DESCRIPTION OF THE TASK = How many lines in the records below hold the string "What"? Please answer with the number and nothing more.

Stored data
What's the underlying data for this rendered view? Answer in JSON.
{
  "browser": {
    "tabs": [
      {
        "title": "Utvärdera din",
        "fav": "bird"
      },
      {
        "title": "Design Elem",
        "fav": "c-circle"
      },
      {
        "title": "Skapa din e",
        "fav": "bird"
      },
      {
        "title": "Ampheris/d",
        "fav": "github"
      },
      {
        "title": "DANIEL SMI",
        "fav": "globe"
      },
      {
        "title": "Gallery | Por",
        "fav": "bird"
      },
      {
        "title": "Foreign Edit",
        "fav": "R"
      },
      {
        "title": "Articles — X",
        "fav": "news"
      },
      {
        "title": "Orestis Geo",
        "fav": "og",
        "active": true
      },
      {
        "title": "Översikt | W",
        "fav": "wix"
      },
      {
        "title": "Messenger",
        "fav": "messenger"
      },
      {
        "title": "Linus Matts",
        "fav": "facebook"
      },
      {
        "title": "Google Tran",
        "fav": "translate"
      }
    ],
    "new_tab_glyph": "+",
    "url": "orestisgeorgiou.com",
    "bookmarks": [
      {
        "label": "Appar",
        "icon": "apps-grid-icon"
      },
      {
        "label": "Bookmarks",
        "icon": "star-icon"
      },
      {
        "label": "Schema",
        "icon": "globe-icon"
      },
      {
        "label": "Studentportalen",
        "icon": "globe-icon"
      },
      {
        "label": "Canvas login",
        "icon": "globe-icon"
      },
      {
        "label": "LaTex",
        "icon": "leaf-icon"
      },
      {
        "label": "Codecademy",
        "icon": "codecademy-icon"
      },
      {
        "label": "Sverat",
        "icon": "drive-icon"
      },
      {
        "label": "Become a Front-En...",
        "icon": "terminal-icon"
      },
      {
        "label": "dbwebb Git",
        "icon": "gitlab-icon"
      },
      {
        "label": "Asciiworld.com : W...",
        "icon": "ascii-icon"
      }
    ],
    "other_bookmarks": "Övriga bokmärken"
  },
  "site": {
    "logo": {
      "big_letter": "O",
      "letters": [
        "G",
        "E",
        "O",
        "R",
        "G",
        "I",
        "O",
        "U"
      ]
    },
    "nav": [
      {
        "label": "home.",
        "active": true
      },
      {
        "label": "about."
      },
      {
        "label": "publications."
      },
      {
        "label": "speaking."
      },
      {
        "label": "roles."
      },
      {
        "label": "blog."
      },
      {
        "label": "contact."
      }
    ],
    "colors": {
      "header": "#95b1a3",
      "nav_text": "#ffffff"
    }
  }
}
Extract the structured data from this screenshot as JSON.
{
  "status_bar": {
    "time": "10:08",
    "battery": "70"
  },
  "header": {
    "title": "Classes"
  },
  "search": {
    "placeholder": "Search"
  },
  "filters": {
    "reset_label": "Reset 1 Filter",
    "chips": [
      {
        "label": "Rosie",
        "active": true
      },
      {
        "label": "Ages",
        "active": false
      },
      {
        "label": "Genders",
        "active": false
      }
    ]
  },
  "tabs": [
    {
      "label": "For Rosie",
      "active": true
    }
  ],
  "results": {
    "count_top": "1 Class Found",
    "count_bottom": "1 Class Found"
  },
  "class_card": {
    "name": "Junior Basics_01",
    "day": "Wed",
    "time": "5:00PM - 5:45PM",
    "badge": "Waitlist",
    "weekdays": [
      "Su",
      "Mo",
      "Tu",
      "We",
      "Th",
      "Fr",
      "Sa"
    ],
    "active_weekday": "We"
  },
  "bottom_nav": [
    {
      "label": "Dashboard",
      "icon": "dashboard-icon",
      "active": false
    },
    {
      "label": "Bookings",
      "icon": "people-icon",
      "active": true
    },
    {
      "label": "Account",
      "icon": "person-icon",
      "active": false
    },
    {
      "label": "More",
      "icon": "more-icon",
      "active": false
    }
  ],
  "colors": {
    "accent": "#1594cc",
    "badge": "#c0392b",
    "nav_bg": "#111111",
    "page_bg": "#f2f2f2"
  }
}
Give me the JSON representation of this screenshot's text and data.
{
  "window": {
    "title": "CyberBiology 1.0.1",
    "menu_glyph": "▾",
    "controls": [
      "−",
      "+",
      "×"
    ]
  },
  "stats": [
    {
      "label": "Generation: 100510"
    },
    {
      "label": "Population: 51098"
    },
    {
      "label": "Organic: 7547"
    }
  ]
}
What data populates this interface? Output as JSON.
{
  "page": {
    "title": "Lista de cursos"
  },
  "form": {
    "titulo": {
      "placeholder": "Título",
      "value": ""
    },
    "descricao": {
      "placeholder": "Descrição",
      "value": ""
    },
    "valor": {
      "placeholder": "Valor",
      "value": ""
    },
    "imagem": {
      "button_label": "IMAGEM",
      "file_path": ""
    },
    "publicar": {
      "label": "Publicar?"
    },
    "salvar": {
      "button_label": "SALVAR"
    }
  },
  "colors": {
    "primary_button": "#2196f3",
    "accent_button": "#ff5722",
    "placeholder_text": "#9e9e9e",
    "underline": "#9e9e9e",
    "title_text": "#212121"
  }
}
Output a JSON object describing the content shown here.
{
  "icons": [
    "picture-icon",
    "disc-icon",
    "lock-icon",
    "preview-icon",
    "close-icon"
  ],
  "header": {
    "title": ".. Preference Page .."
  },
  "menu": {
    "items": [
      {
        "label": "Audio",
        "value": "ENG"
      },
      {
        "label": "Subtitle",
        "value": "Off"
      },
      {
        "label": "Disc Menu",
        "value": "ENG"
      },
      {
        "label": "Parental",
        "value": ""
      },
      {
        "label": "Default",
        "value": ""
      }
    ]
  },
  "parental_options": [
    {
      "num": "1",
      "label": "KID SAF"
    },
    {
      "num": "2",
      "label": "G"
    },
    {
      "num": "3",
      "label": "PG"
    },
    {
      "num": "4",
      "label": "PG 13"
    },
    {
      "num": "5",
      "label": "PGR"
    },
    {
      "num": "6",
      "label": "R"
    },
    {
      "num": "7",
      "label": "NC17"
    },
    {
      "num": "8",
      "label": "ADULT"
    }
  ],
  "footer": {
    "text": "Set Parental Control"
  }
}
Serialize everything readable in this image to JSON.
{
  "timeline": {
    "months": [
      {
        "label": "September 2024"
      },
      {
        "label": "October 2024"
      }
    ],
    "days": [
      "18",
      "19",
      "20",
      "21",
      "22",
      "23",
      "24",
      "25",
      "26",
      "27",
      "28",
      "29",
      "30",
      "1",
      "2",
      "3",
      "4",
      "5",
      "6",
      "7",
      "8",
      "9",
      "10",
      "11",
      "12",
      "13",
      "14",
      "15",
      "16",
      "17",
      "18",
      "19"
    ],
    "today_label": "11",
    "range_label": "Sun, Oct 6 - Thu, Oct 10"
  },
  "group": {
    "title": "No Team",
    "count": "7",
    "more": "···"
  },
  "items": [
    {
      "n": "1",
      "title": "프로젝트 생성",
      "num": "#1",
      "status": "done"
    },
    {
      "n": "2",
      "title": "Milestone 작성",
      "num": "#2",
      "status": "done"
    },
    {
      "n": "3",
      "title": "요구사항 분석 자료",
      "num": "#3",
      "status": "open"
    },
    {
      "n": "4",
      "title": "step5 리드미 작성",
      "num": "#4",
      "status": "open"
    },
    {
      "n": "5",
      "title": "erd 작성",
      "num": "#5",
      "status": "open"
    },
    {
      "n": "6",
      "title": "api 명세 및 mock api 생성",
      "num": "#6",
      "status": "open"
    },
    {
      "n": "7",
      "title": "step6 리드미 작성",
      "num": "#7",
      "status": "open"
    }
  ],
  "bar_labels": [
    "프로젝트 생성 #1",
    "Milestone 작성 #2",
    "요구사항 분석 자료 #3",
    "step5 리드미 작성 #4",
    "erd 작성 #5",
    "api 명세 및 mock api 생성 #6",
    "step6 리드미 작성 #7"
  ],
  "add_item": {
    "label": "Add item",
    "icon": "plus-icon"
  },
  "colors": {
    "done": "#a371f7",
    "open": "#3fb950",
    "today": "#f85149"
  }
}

OUTPUT FOR THIS TASK = 2